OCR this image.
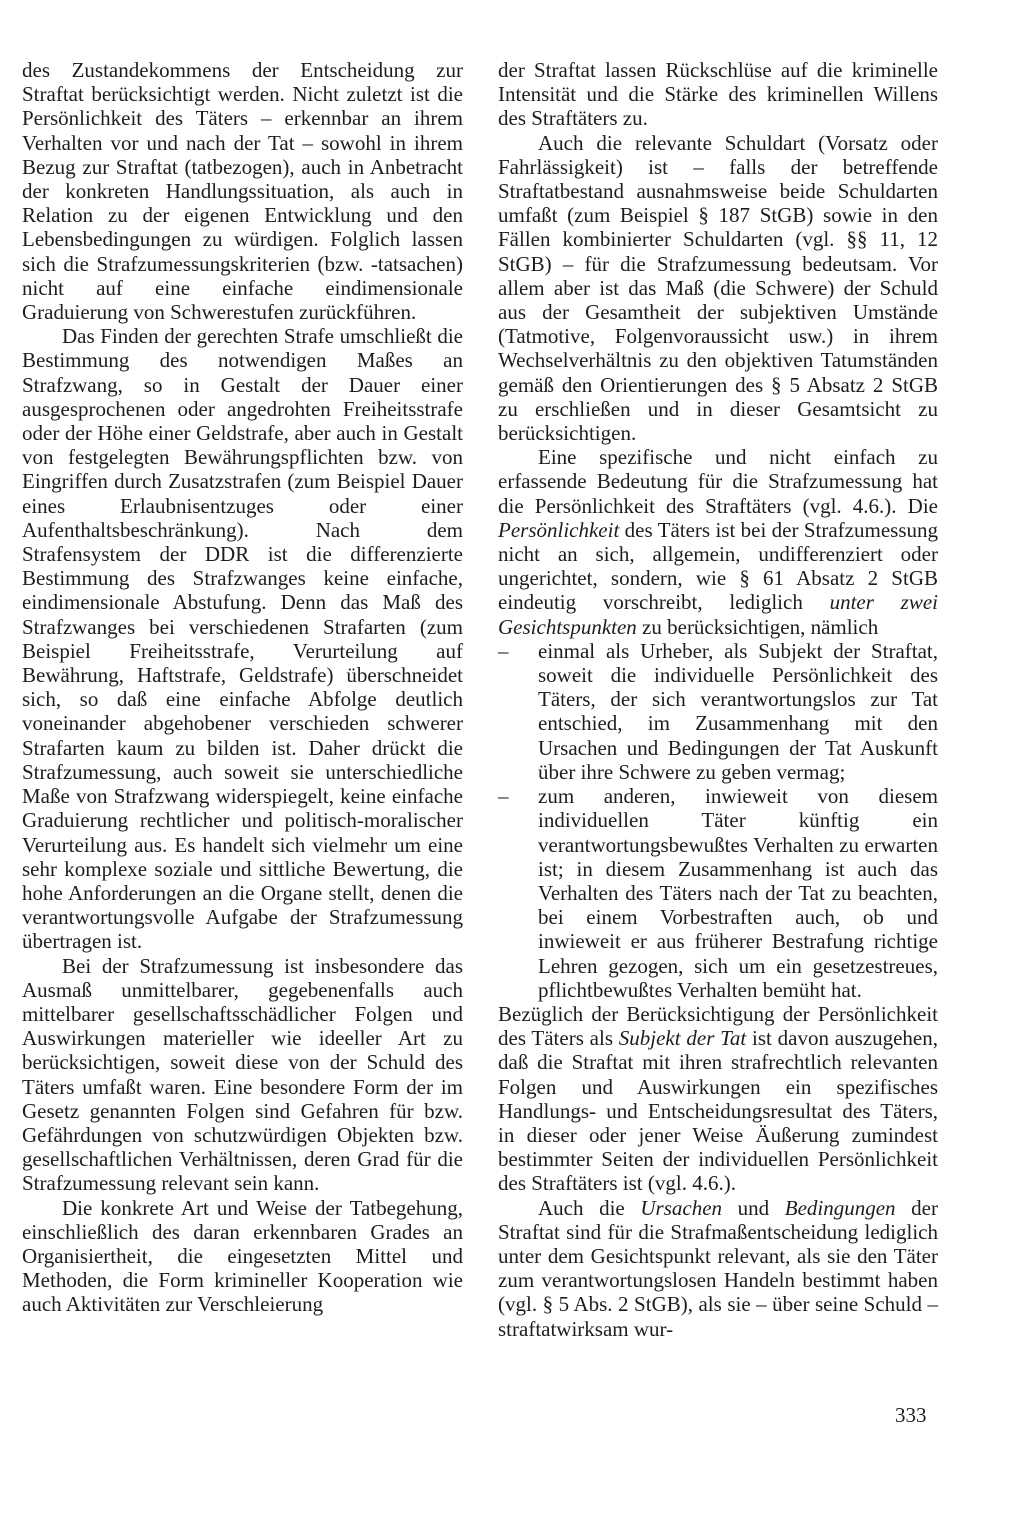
des Zustandekommens der Entscheidung zur Straftat berücksichtigt werden. Nicht zuletzt ist die Persönlichkeit des Täters – erkennbar an ihrem Verhalten vor und nach der Tat – sowohl in ihrem Bezug zur Straftat (tatbezogen), auch in Anbetracht der konkreten Handlungssituation, als auch in Relation zu der eigenen Entwicklung und den Lebensbedingungen zu würdigen. Folglich lassen sich die Strafzumessungskriterien (bzw. -tatsachen) nicht auf eine einfache eindimensionale Graduierung von Schwerestufen zurückführen.

Das Finden der gerechten Strafe umschließt die Bestimmung des notwendigen Maßes an Strafzwang, so in Gestalt der Dauer einer ausgesprochenen oder angedrohten Freiheitsstrafe oder der Höhe einer Geldstrafe, aber auch in Gestalt von festgelegten Bewährungspflichten bzw. von Eingriffen durch Zusatzstrafen (zum Beispiel Dauer eines Erlaubnisentzuges oder einer Aufenthaltsbeschränkung). Nach dem Strafensystem der DDR ist die differenzierte Bestimmung des Strafzwanges keine einfache, eindimensionale Abstufung. Denn das Maß des Strafzwanges bei verschiedenen Strafarten (zum Beispiel Freiheitsstrafe, Verurteilung auf Bewährung, Haftstrafe, Geldstrafe) überschneidet sich, so daß eine einfache Abfolge deutlich voneinander abgehobener verschieden schwerer Strafarten kaum zu bilden ist. Daher drückt die Strafzumessung, auch soweit sie unterschiedliche Maße von Strafzwang widerspiegelt, keine einfache Graduierung rechtlicher und politisch-moralischer Verurteilung aus. Es handelt sich vielmehr um eine sehr komplexe soziale und sittliche Bewertung, die hohe Anforderungen an die Organe stellt, denen die verantwortungsvolle Aufgabe der Strafzumessung übertragen ist.

Bei der Strafzumessung ist insbesondere das Ausmaß unmittelbarer, gegebenenfalls auch mittelbarer gesellschaftsschädlicher Folgen und Auswirkungen materieller wie ideeller Art zu berücksichtigen, soweit diese von der Schuld des Täters umfaßt waren. Eine besondere Form der im Gesetz genannten Folgen sind Gefahren für bzw. Gefährdungen von schutzwürdigen Objekten bzw. gesellschaftlichen Verhältnissen, deren Grad für die Strafzumessung relevant sein kann.

Die konkrete Art und Weise der Tatbegehung, einschließlich des daran erkennbaren Grades an Organisiertheit, die eingesetzten Mittel und Methoden, die Form krimineller Kooperation wie auch Aktivitäten zur Verschleierung

der Straftat lassen Rückschlüse auf die kriminelle Intensität und die Stärke des kriminellen Willens des Straftäters zu.

Auch die relevante Schuldart (Vorsatz oder Fahrlässigkeit) ist – falls der betreffende Straftatbestand ausnahmsweise beide Schuldarten umfaßt (zum Beispiel § 187 StGB) sowie in den Fällen kombinierter Schuldarten (vgl. §§ 11, 12 StGB) – für die Strafzumessung bedeutsam. Vor allem aber ist das Maß (die Schwere) der Schuld aus der Gesamtheit der subjektiven Umstände (Tatmotive, Folgenvoraussicht usw.) in ihrem Wechselverhältnis zu den objektiven Tatumständen gemäß den Orientierungen des § 5 Absatz 2 StGB zu erschließen und in dieser Gesamtsicht zu berücksichtigen.

Eine spezifische und nicht einfach zu erfassende Bedeutung für die Strafzumessung hat die Persönlichkeit des Straftäters (vgl. 4.6.). Die Persönlichkeit des Täters ist bei der Strafzumessung nicht an sich, allgemein, undifferenziert oder ungerichtet, sondern, wie § 61 Absatz 2 StGB eindeutig vorschreibt, lediglich unter zwei Gesichtspunkten zu berücksichtigen, nämlich

–	einmal als Urheber, als Subjekt der Straftat, soweit die individuelle Persönlichkeit des Täters, der sich verantwortungslos zur Tat entschied, im Zusammenhang mit den Ursachen und Bedingungen der Tat Auskunft über ihre Schwere zu geben vermag;
–	zum anderen, inwieweit von diesem individuellen Täter künftig ein verantwortungsbewußtes Verhalten zu erwarten ist; in diesem Zusammenhang ist auch das Verhalten des Täters nach der Tat zu beachten, bei einem Vorbestraften auch, ob und inwieweit er aus früherer Bestrafung richtige Lehren gezogen, sich um ein gesetzestreues, pflichtbewußtes Verhalten bemüht hat.

Bezüglich der Berücksichtigung der Persönlichkeit des Täters als Subjekt der Tat ist davon auszugehen, daß die Straftat mit ihren strafrechtlich relevanten Folgen und Auswirkungen ein spezifisches Handlungs- und Entscheidungsresultat des Täters, in dieser oder jener Weise Äußerung zumindest bestimmter Seiten der individuellen Persönlichkeit des Straftäters ist (vgl. 4.6.).

Auch die Ursachen und Bedingungen der Straftat sind für die Strafmaßentscheidung lediglich unter dem Gesichtspunkt relevant, als sie den Täter zum verantwortungslosen Handeln bestimmt haben (vgl. § 5 Abs. 2 StGB), als sie – über seine Schuld – straftatwirksam wur-

333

EXERCISE PROMPT
Pull out all lines in the data above that include "umfaßt".

EXPECTED ANSWER
Bei der Strafzumessung ist insbesondere das Ausmaß unmittelbarer, gegebenenfalls auch mittelbarer gesellschaftsschädlicher Folgen und Auswirkungen materieller wie ideeller Art zu berücksichtigen, soweit diese von der Schuld des Täters umfaßt waren. Eine besondere Form der im Gesetz genannten Folgen sind Gefahren für bzw. Gefährdungen von schutzwürdigen Objekten bzw. gesellschaftlichen Verhältnissen, deren Grad für die Strafzumessung relevant sein kann.
Auch die relevante Schuldart (Vorsatz oder Fahrlässigkeit) ist – falls der betreffende Straftatbestand ausnahmsweise beide Schuldarten umfaßt (zum Beispiel § 187 StGB) sowie in den Fällen kombinierter Schuldarten (vgl. §§ 11, 12 StGB) – für die Strafzumessung bedeutsam. Vor allem aber ist das Maß (die Schwere) der Schuld aus der Gesamtheit der subjektiven Umstände (Tatmotive, Folgenvoraussicht usw.) in ihrem Wechselverhältnis zu den objektiven Tatumständen gemäß den Orientierungen des § 5 Absatz 2 StGB zu erschließen und in dieser Gesamtsicht zu berücksichtigen.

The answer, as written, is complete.